Task directions: Write the records out again, precisely as they stand.

═════ Available data

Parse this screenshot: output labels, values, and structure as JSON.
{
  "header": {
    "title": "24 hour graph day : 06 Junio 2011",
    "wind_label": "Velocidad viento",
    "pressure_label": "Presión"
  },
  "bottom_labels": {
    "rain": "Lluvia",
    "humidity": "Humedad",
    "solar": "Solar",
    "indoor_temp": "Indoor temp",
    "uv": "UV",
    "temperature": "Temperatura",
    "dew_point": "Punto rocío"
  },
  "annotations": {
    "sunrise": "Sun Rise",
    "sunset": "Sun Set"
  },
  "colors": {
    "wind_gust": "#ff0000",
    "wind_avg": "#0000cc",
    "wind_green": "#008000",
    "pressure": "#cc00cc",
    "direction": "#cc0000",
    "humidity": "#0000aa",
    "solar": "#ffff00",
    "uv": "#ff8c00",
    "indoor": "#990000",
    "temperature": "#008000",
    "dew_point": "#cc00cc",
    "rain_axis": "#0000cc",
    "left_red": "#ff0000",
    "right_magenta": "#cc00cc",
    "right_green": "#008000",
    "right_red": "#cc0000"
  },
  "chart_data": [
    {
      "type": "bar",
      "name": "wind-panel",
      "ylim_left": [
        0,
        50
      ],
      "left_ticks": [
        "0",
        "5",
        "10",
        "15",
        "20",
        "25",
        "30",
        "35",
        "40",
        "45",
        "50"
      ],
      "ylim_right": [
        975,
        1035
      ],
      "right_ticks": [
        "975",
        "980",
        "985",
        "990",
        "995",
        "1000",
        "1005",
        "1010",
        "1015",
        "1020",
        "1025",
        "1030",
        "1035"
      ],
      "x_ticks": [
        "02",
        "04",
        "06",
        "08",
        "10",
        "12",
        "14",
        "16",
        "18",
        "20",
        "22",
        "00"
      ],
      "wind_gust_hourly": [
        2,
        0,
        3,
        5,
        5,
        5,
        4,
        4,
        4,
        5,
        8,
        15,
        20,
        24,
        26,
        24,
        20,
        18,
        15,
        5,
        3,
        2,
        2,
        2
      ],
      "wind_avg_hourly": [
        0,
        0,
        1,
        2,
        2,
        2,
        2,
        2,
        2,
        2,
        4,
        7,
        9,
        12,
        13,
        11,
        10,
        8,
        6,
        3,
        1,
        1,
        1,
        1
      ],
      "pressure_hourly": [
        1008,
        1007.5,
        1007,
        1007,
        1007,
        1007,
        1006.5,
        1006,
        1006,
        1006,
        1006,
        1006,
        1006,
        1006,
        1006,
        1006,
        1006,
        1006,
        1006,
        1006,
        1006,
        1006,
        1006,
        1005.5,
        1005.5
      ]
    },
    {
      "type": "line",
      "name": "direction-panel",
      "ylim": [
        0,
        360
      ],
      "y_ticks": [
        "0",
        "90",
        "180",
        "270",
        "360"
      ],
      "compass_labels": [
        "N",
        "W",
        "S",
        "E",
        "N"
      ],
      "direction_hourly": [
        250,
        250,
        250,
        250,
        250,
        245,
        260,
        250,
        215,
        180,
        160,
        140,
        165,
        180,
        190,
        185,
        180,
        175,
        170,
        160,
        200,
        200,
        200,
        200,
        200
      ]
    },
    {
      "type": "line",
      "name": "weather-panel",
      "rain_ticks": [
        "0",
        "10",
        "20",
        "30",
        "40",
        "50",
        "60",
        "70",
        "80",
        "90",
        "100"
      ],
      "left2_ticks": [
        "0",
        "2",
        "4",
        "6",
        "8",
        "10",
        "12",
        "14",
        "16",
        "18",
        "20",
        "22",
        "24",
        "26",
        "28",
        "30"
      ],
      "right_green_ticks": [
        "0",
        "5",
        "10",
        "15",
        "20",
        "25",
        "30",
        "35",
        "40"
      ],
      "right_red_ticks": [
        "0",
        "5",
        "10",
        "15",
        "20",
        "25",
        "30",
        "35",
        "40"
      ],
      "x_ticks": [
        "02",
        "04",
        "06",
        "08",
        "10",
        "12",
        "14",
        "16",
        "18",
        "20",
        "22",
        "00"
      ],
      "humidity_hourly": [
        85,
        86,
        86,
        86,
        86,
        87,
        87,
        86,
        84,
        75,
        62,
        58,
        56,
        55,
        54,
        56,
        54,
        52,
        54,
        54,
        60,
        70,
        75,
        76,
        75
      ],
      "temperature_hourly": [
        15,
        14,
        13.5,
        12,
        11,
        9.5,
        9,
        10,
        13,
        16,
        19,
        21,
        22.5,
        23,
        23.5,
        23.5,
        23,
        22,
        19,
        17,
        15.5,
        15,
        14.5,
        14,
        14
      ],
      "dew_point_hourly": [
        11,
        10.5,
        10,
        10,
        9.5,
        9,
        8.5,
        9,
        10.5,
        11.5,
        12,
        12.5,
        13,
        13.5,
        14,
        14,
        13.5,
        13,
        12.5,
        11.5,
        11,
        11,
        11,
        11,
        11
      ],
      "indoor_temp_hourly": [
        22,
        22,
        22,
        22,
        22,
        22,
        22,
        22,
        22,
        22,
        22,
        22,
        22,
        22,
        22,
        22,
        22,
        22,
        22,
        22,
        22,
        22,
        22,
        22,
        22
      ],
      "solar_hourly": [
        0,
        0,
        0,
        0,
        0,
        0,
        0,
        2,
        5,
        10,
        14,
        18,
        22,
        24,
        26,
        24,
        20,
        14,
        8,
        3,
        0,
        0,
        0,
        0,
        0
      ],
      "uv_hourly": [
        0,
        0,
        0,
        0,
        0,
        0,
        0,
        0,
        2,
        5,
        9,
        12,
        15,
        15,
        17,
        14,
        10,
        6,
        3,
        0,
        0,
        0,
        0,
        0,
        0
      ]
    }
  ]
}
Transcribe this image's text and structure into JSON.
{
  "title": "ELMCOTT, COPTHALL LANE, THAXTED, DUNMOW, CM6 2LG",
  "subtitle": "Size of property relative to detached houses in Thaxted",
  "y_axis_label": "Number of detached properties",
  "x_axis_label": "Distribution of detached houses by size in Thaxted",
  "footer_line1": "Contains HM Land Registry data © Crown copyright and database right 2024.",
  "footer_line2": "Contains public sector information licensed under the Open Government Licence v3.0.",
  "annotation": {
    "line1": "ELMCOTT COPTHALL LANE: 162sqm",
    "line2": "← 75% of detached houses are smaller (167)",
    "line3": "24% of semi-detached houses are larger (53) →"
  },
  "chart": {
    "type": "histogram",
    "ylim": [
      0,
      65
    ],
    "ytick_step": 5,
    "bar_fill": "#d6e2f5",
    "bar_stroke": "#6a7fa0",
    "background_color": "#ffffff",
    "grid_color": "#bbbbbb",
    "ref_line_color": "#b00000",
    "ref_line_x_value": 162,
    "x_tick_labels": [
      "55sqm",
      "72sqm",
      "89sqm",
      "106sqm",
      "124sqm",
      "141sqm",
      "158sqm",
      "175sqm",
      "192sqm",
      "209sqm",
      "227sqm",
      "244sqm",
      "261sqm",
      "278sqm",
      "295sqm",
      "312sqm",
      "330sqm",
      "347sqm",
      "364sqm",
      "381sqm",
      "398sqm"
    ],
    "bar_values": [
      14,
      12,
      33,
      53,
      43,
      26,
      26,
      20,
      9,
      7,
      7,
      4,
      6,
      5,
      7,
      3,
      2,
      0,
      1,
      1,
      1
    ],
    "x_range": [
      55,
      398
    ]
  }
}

══════════

Solution:
Parse this screenshot: output labels, values, and structure as JSON.
{
  "header": {
    "title": "24 hour graph day : 06 Junio 2011",
    "wind_label": "Velocidad viento",
    "pressure_label": "Presión"
  },
  "bottom_labels": {
    "rain": "Lluvia",
    "humidity": "Humedad",
    "solar": "Solar",
    "indoor_temp": "Indoor temp",
    "uv": "UV",
    "temperature": "Temperatura",
    "dew_point": "Punto rocío"
  },
  "annotations": {
    "sunrise": "Sun Rise",
    "sunset": "Sun Set"
  },
  "colors": {
    "wind_gust": "#ff0000",
    "wind_avg": "#0000cc",
    "wind_green": "#008000",
    "pressure": "#cc00cc",
    "direction": "#cc0000",
    "humidity": "#0000aa",
    "solar": "#ffff00",
    "uv": "#ff8c00",
    "indoor": "#990000",
    "temperature": "#008000",
    "dew_point": "#cc00cc",
    "rain_axis": "#0000cc",
    "left_red": "#ff0000",
    "right_magenta": "#cc00cc",
    "right_green": "#008000",
    "right_red": "#cc0000"
  },
  "chart_data": [
    {
      "type": "bar",
      "name": "wind-panel",
      "ylim_left": [
        0,
        50
      ],
      "left_ticks": [
        "0",
        "5",
        "10",
        "15",
        "20",
        "25",
        "30",
        "35",
        "40",
        "45",
        "50"
      ],
      "ylim_right": [
        975,
        1035
      ],
      "right_ticks": [
        "975",
        "980",
        "985",
        "990",
        "995",
        "1000",
        "1005",
        "1010",
        "1015",
        "1020",
        "1025",
        "1030",
        "1035"
      ],
      "x_ticks": [
        "02",
        "04",
        "06",
        "08",
        "10",
        "12",
        "14",
        "16",
        "18",
        "20",
        "22",
        "00"
      ],
      "wind_gust_hourly": [
        2,
        0,
        3,
        5,
        5,
        5,
        4,
        4,
        4,
        5,
        8,
        15,
        20,
        24,
        26,
        24,
        20,
        18,
        15,
        5,
        3,
        2,
        2,
        2
      ],
      "wind_avg_hourly": [
        0,
        0,
        1,
        2,
        2,
        2,
        2,
        2,
        2,
        2,
        4,
        7,
        9,
        12,
        13,
        11,
        10,
        8,
        6,
        3,
        1,
        1,
        1,
        1
      ],
      "pressure_hourly": [
        1008,
        1007.5,
        1007,
        1007,
        1007,
        1007,
        1006.5,
        1006,
        1006,
        1006,
        1006,
        1006,
        1006,
        1006,
        1006,
        1006,
        1006,
        1006,
        1006,
        1006,
        1006,
        1006,
        1006,
        1005.5,
        1005.5
      ]
    },
    {
      "type": "line",
      "name": "direction-panel",
      "ylim": [
        0,
        360
      ],
      "y_ticks": [
        "0",
        "90",
        "180",
        "270",
        "360"
      ],
      "compass_labels": [
        "N",
        "W",
        "S",
        "E",
        "N"
      ],
      "direction_hourly": [
        250,
        250,
        250,
        250,
        250,
        245,
        260,
        250,
        215,
        180,
        160,
        140,
        165,
        180,
        190,
        185,
        180,
        175,
        170,
        160,
        200,
        200,
        200,
        200,
        200
      ]
    },
    {
      "type": "line",
      "name": "weather-panel",
      "rain_ticks": [
        "0",
        "10",
        "20",
        "30",
        "40",
        "50",
        "60",
        "70",
        "80",
        "90",
        "100"
      ],
      "left2_ticks": [
        "0",
        "2",
        "4",
        "6",
        "8",
        "10",
        "12",
        "14",
        "16",
        "18",
        "20",
        "22",
        "24",
        "26",
        "28",
        "30"
      ],
      "right_green_ticks": [
        "0",
        "5",
        "10",
        "15",
        "20",
        "25",
        "30",
        "35",
        "40"
      ],
      "right_red_ticks": [
        "0",
        "5",
        "10",
        "15",
        "20",
        "25",
        "30",
        "35",
        "40"
      ],
      "x_ticks": [
        "02",
        "04",
        "06",
        "08",
        "10",
        "12",
        "14",
        "16",
        "18",
        "20",
        "22",
        "00"
      ],
      "humidity_hourly": [
        85,
        86,
        86,
        86,
        86,
        87,
        87,
        86,
        84,
        75,
        62,
        58,
        56,
        55,
        54,
        56,
        54,
        52,
        54,
        54,
        60,
        70,
        75,
        76,
        75
      ],
      "temperature_hourly": [
        15,
        14,
        13.5,
        12,
        11,
        9.5,
        9,
        10,
        13,
        16,
        19,
        21,
        22.5,
        23,
        23.5,
        23.5,
        23,
        22,
        19,
        17,
        15.5,
        15,
        14.5,
        14,
        14
      ],
      "dew_point_hourly": [
        11,
        10.5,
        10,
        10,
        9.5,
        9,
        8.5,
        9,
        10.5,
        11.5,
        12,
        12.5,
        13,
        13.5,
        14,
        14,
        13.5,
        13,
        12.5,
        11.5,
        11,
        11,
        11,
        11,
        11
      ],
      "indoor_temp_hourly": [
        22,
        22,
        22,
        22,
        22,
        22,
        22,
        22,
        22,
        22,
        22,
        22,
        22,
        22,
        22,
        22,
        22,
        22,
        22,
        22,
        22,
        22,
        22,
        22,
        22
      ],
      "solar_hourly": [
        0,
        0,
        0,
        0,
        0,
        0,
        0,
        2,
        5,
        10,
        14,
        18,
        22,
        24,
        26,
        24,
        20,
        14,
        8,
        3,
        0,
        0,
        0,
        0,
        0
      ],
      "uv_hourly": [
        0,
        0,
        0,
        0,
        0,
        0,
        0,
        0,
        2,
        5,
        9,
        12,
        15,
        15,
        17,
        14,
        10,
        6,
        3,
        0,
        0,
        0,
        0,
        0,
        0
      ]
    }
  ]
}
Transcribe this image's text and structure into JSON.
{
  "title": "ELMCOTT, COPTHALL LANE, THAXTED, DUNMOW, CM6 2LG",
  "subtitle": "Size of property relative to detached houses in Thaxted",
  "y_axis_label": "Number of detached properties",
  "x_axis_label": "Distribution of detached houses by size in Thaxted",
  "footer_line1": "Contains HM Land Registry data © Crown copyright and database right 2024.",
  "footer_line2": "Contains public sector information licensed under the Open Government Licence v3.0.",
  "annotation": {
    "line1": "ELMCOTT COPTHALL LANE: 162sqm",
    "line2": "← 75% of detached houses are smaller (167)",
    "line3": "24% of semi-detached houses are larger (53) →"
  },
  "chart": {
    "type": "histogram",
    "ylim": [
      0,
      65
    ],
    "ytick_step": 5,
    "bar_fill": "#d6e2f5",
    "bar_stroke": "#6a7fa0",
    "background_color": "#ffffff",
    "grid_color": "#bbbbbb",
    "ref_line_color": "#b00000",
    "ref_line_x_value": 162,
    "x_tick_labels": [
      "55sqm",
      "72sqm",
      "89sqm",
      "106sqm",
      "124sqm",
      "141sqm",
      "158sqm",
      "175sqm",
      "192sqm",
      "209sqm",
      "227sqm",
      "244sqm",
      "261sqm",
      "278sqm",
      "295sqm",
      "312sqm",
      "330sqm",
      "347sqm",
      "364sqm",
      "381sqm",
      "398sqm"
    ],
    "bar_values": [
      14,
      12,
      33,
      53,
      43,
      26,
      26,
      20,
      9,
      7,
      7,
      4,
      6,
      5,
      7,
      3,
      2,
      0,
      1,
      1,
      1
    ],
    "x_range": [
      55,
      398
    ]
  }
}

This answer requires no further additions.